Pull out every line from the listing that has the word "الجيـوب".
# Start of DATASET EXTRACT
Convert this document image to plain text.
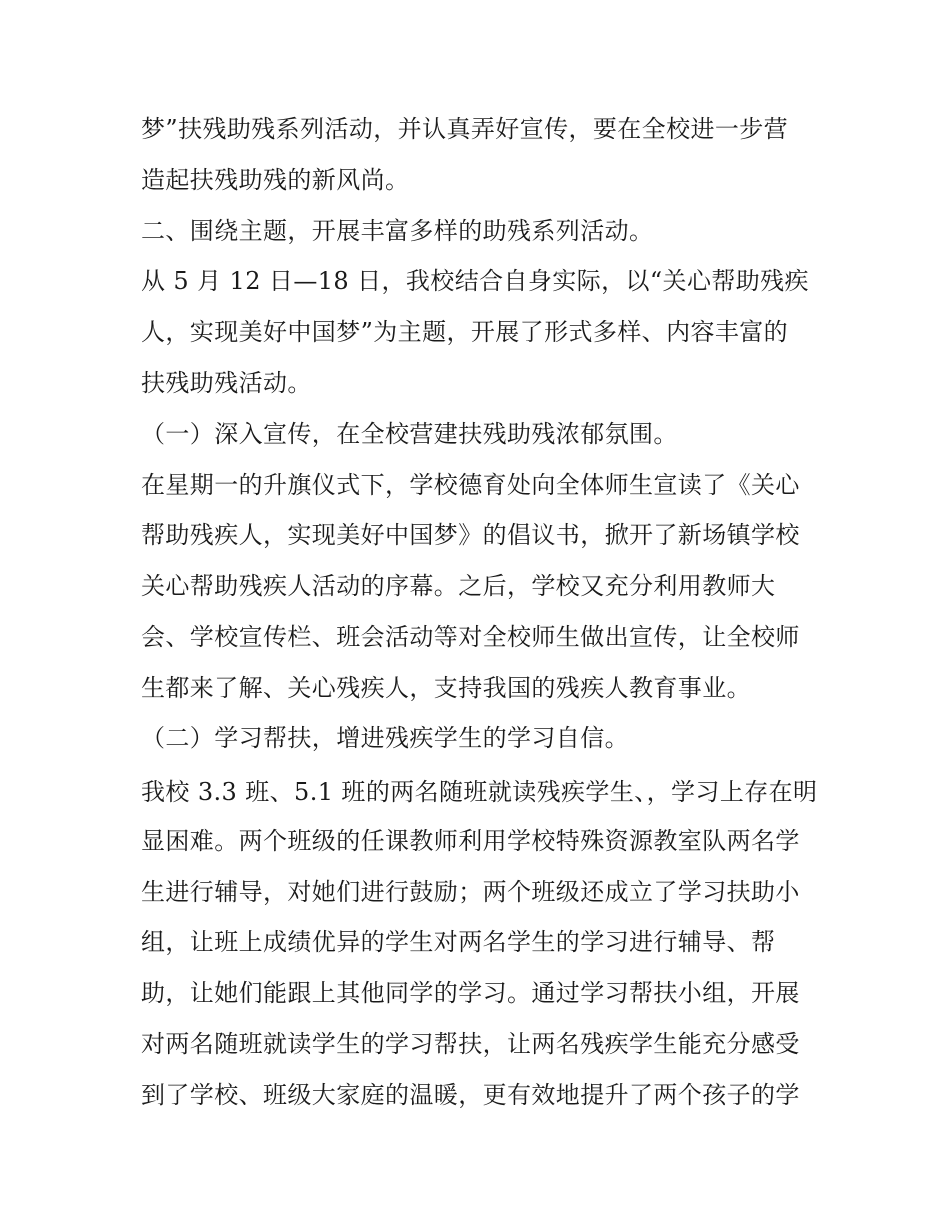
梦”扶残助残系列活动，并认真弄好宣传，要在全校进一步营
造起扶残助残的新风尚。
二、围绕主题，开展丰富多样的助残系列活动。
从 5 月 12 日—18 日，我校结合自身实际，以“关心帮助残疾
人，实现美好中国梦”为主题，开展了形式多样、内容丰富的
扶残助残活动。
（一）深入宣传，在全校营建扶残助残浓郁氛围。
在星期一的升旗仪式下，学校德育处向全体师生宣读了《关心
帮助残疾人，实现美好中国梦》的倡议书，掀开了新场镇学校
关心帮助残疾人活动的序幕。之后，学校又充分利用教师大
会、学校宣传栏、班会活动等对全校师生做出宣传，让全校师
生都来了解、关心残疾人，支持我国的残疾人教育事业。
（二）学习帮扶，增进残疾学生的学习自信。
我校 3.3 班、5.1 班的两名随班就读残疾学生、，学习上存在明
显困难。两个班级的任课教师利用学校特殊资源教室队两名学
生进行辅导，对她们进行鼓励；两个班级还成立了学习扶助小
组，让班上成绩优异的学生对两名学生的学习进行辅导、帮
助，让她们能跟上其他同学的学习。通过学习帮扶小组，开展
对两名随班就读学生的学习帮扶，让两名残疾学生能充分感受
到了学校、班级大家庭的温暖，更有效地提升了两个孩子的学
# End of DATASET EXTRACT
# Start of DATASET EXTRACT
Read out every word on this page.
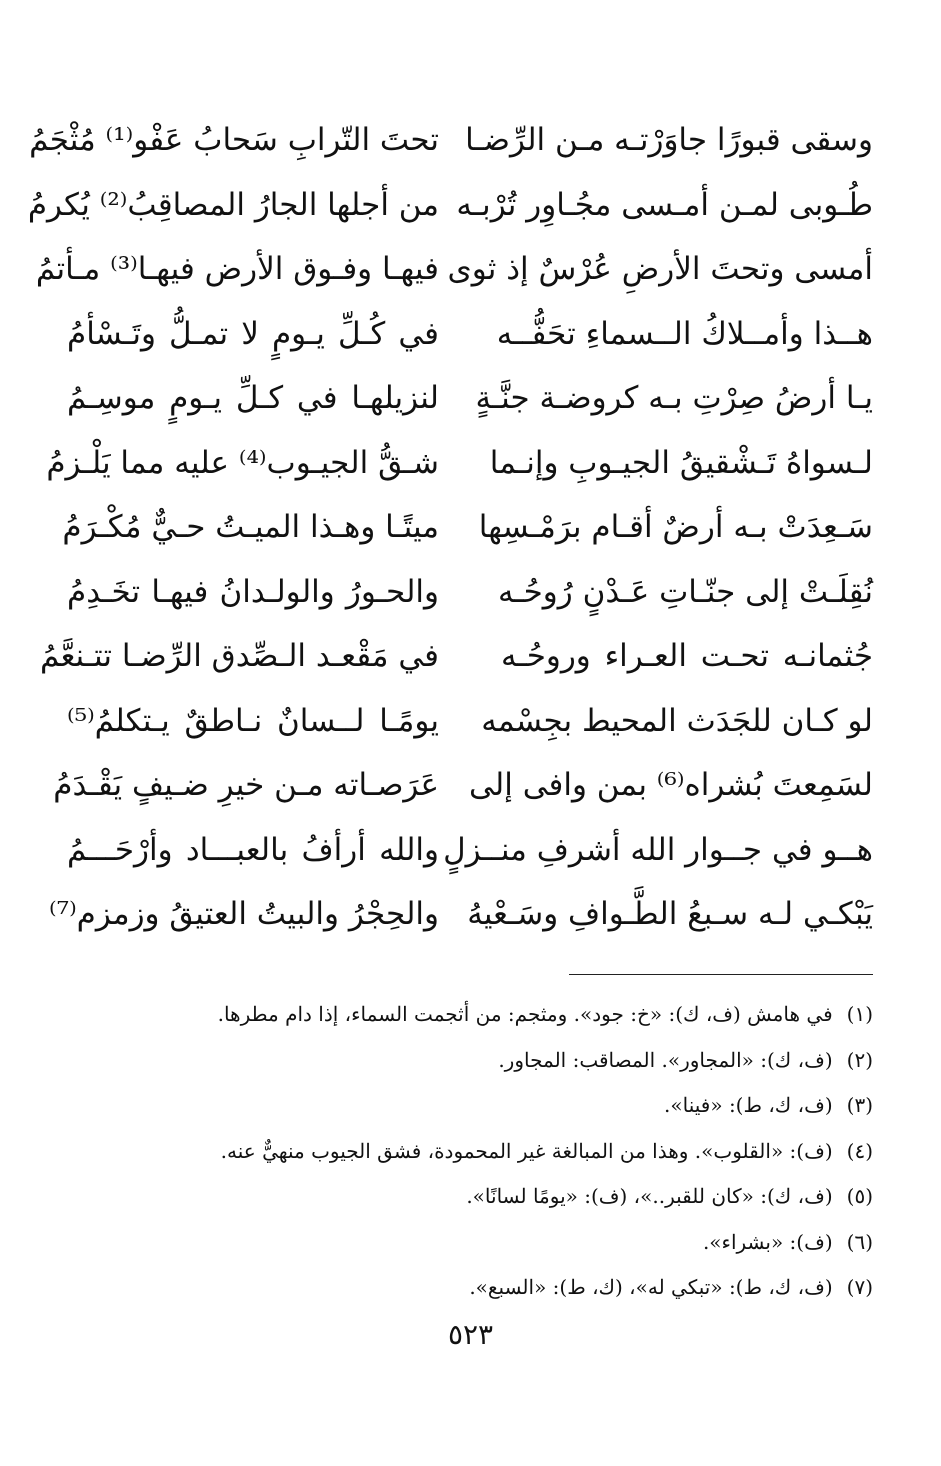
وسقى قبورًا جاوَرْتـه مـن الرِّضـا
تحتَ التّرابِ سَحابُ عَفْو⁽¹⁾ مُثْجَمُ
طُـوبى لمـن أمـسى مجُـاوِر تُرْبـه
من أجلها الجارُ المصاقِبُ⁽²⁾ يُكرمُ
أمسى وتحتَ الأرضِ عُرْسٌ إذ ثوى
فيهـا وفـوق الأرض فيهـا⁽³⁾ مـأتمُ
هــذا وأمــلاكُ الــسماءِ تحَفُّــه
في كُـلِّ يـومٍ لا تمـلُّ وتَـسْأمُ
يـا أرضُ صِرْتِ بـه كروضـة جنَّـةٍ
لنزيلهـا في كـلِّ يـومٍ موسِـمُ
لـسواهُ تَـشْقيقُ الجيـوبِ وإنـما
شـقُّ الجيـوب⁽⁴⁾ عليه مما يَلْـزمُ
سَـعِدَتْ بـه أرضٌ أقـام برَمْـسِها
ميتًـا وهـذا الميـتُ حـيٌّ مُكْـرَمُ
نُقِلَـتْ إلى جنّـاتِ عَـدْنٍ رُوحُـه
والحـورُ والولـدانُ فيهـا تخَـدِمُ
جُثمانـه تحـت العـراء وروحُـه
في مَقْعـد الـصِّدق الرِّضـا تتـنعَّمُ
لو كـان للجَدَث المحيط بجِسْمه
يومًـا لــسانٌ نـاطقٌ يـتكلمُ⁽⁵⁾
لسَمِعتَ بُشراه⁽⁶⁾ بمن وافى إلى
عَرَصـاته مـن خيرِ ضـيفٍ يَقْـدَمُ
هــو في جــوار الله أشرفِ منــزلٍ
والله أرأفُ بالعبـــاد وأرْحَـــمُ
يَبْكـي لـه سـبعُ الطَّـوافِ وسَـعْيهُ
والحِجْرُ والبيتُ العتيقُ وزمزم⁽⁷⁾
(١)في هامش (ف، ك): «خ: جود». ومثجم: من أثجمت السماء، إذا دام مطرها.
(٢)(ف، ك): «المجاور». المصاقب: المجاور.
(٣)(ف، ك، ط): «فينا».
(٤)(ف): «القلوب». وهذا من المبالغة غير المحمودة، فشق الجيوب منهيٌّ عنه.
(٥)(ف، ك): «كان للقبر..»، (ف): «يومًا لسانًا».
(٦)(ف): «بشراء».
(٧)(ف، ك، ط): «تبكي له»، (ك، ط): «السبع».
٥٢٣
# End of DATASET EXTRACT
### RESPONSE FOR THIS EXERCISE
لـسواهُ تَـشْقيقُ الجيـوبِ وإنـما
شـقُّ الجيـوب⁽⁴⁾ عليه مما يَلْـزمُ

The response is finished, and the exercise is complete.